— Input for this task —
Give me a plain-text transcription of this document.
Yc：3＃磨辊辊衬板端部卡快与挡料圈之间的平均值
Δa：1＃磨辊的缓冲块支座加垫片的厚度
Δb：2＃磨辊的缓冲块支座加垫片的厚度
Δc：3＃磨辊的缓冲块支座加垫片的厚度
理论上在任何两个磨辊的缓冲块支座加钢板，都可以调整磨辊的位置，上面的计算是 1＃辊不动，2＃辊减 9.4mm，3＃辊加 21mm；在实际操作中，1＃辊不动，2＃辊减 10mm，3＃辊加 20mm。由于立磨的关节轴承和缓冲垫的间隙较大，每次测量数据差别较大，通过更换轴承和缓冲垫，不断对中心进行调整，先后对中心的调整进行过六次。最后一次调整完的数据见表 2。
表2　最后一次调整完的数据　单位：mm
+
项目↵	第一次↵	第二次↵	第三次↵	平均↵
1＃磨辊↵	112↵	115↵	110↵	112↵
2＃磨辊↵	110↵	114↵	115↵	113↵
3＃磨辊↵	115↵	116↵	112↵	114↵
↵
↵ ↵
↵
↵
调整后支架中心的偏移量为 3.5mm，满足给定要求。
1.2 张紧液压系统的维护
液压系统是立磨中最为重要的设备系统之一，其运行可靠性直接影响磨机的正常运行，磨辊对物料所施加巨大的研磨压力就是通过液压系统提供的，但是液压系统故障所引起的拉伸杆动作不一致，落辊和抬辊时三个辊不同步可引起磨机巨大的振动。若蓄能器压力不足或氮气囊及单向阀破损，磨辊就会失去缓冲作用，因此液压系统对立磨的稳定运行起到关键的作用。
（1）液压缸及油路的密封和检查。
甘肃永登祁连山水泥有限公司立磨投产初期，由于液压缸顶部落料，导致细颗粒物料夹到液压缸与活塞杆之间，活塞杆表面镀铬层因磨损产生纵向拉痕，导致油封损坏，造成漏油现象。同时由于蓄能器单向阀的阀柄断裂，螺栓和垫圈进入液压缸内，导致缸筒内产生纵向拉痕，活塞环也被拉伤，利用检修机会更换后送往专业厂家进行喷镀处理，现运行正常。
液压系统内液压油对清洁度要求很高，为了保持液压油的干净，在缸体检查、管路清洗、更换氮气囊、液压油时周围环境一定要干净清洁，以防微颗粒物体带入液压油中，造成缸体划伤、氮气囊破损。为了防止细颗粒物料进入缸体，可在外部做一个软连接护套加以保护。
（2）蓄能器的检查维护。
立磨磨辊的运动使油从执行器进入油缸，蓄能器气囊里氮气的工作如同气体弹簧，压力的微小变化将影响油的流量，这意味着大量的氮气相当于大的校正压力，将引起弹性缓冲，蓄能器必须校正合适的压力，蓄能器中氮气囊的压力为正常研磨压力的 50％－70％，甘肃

— Work instructions —
Word for word, write out all of the data above.

— Correct answer —
Give me a plain-text transcription of this document.
Yc：3＃磨辊辊衬板端部卡快与挡料圈之间的平均值
Δa：1＃磨辊的缓冲块支座加垫片的厚度
Δb：2＃磨辊的缓冲块支座加垫片的厚度
Δc：3＃磨辊的缓冲块支座加垫片的厚度
理论上在任何两个磨辊的缓冲块支座加钢板，都可以调整磨辊的位置，上面的计算是 1＃辊不动，2＃辊减 9.4mm，3＃辊加 21mm；在实际操作中，1＃辊不动，2＃辊减 10mm，3＃辊加 20mm。由于立磨的关节轴承和缓冲垫的间隙较大，每次测量数据差别较大，通过更换轴承和缓冲垫，不断对中心进行调整，先后对中心的调整进行过六次。最后一次调整完的数据见表 2。
表2　最后一次调整完的数据　单位：mm
+
项目↵	第一次↵	第二次↵	第三次↵	平均↵
1＃磨辊↵	112↵	115↵	110↵	112↵
2＃磨辊↵	110↵	114↵	115↵	113↵
3＃磨辊↵	115↵	116↵	112↵	114↵
↵
↵ ↵
↵
↵
调整后支架中心的偏移量为 3.5mm，满足给定要求。
1.2 张紧液压系统的维护
液压系统是立磨中最为重要的设备系统之一，其运行可靠性直接影响磨机的正常运行，磨辊对物料所施加巨大的研磨压力就是通过液压系统提供的，但是液压系统故障所引起的拉伸杆动作不一致，落辊和抬辊时三个辊不同步可引起磨机巨大的振动。若蓄能器压力不足或氮气囊及单向阀破损，磨辊就会失去缓冲作用，因此液压系统对立磨的稳定运行起到关键的作用。
（1）液压缸及油路的密封和检查。
甘肃永登祁连山水泥有限公司立磨投产初期，由于液压缸顶部落料，导致细颗粒物料夹到液压缸与活塞杆之间，活塞杆表面镀铬层因磨损产生纵向拉痕，导致油封损坏，造成漏油现象。同时由于蓄能器单向阀的阀柄断裂，螺栓和垫圈进入液压缸内，导致缸筒内产生纵向拉痕，活塞环也被拉伤，利用检修机会更换后送往专业厂家进行喷镀处理，现运行正常。
液压系统内液压油对清洁度要求很高，为了保持液压油的干净，在缸体检查、管路清洗、更换氮气囊、液压油时周围环境一定要干净清洁，以防微颗粒物体带入液压油中，造成缸体划伤、氮气囊破损。为了防止细颗粒物料进入缸体，可在外部做一个软连接护套加以保护。
（2）蓄能器的检查维护。
立磨磨辊的运动使油从执行器进入油缸，蓄能器气囊里氮气的工作如同气体弹簧，压力的微小变化将影响油的流量，这意味着大量的氮气相当于大的校正压力，将引起弹性缓冲，蓄能器必须校正合适的压力，蓄能器中氮气囊的压力为正常研磨压力的 50％－70％，甘肃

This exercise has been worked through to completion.